Part of a data file:
━━━━━━
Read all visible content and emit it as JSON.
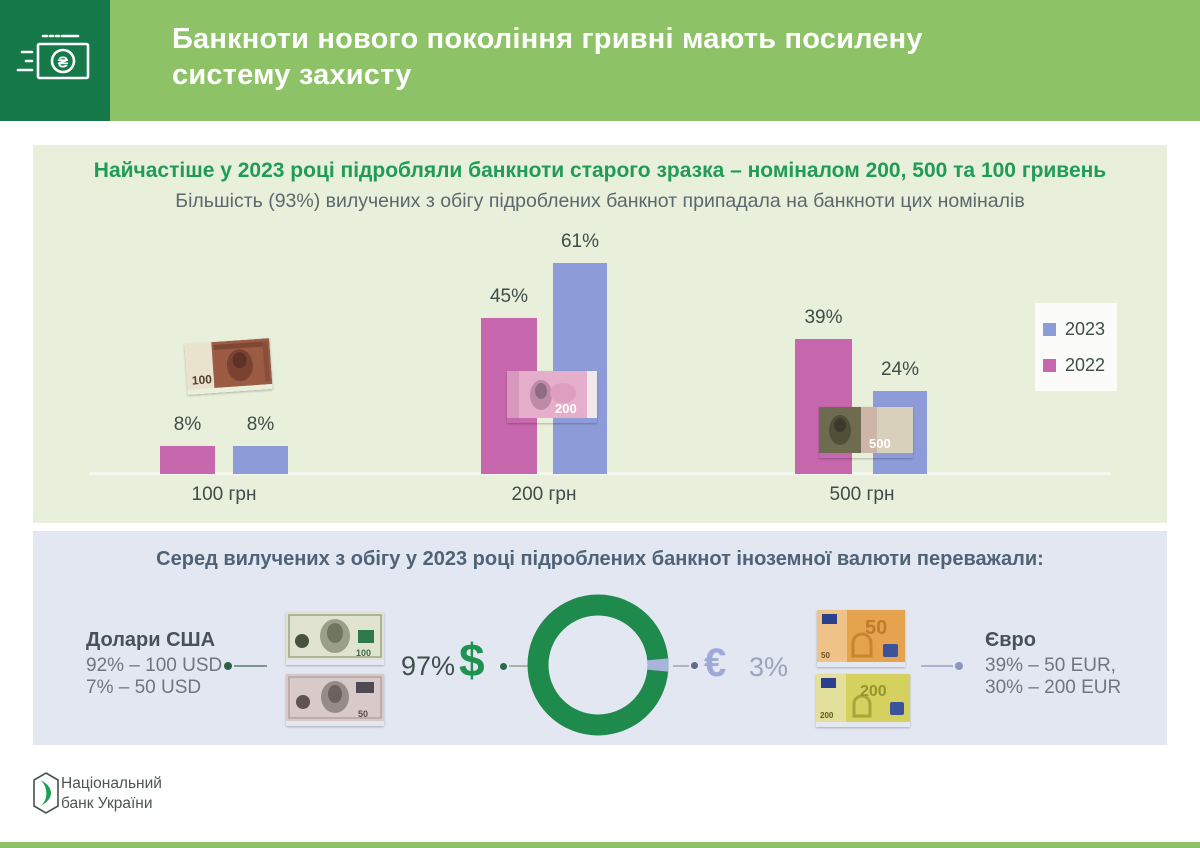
{
  "header": {
    "title_line1": "Банкноти нового покоління гривні мають посилену",
    "title_line2": "систему захисту"
  },
  "section1": {
    "title": "Найчастіше у 2023 році підробляли банкноти старого зразка – номіналом 200, 500 та 100 гривень",
    "subtitle": "Більшість (93%) вилучених з обігу підроблених банкнот припадала на банкноти цих номіналів"
  },
  "chart_data": {
    "type": "bar",
    "categories": [
      "100 грн",
      "200 грн",
      "500 грн"
    ],
    "series": [
      {
        "name": "2022",
        "color": "#c767ae",
        "values": [
          8,
          45,
          39
        ],
        "labels": [
          "8%",
          "45%",
          "39%"
        ]
      },
      {
        "name": "2023",
        "color": "#8d9cd8",
        "values": [
          8,
          61,
          24
        ],
        "labels": [
          "8%",
          "61%",
          "24%"
        ]
      }
    ],
    "legend": [
      {
        "label": "2023",
        "color": "#8d9cd8"
      },
      {
        "label": "2022",
        "color": "#c767ae"
      }
    ],
    "value_unit": "%",
    "ylim": [
      0,
      70
    ],
    "grid": false,
    "legend_position": "right"
  },
  "section2": {
    "title": "Серед вилучених з обігу у 2023 році підроблених банкнот іноземної валюти переважали:",
    "usd": {
      "heading": "Долари США",
      "line1": "92% – 100 USD",
      "line2": "7% – 50 USD",
      "pct_label": "97%",
      "symbol": "$"
    },
    "eur": {
      "heading": "Євро",
      "line1": "39% – 50 EUR,",
      "line2": "30% – 200 EUR",
      "pct_label": "3%",
      "symbol": "€"
    },
    "donut": {
      "type": "donut",
      "usd_pct": 97,
      "eur_pct": 3,
      "usd_color": "#1e8a4c",
      "eur_color": "#a9b4dd"
    }
  },
  "banknotes": {
    "uah100": "100",
    "uah200": "200",
    "uah500": "500",
    "usd100": "100",
    "usd50": "50",
    "eur50": "50",
    "eur200": "200",
    "hryvnia_sign": "₴"
  },
  "footer": {
    "org_line1": "Національний",
    "org_line2": "банк України"
  },
  "colors": {
    "brand_dark_green": "#16794a",
    "brand_green": "#8dc266",
    "accent_green": "#209c56"
  }
}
━━━━━━
Search the listing for the string "обігу". Copy each line where it turns up.

[TASK ANSWER]:
    "subtitle": "Більшість (93%) вилучених з обігу підроблених банкнот припадала на банкноти цих номіналів"
    "title": "Серед вилучених з обігу у 2023 році підроблених банкнот іноземної валюти переважали:",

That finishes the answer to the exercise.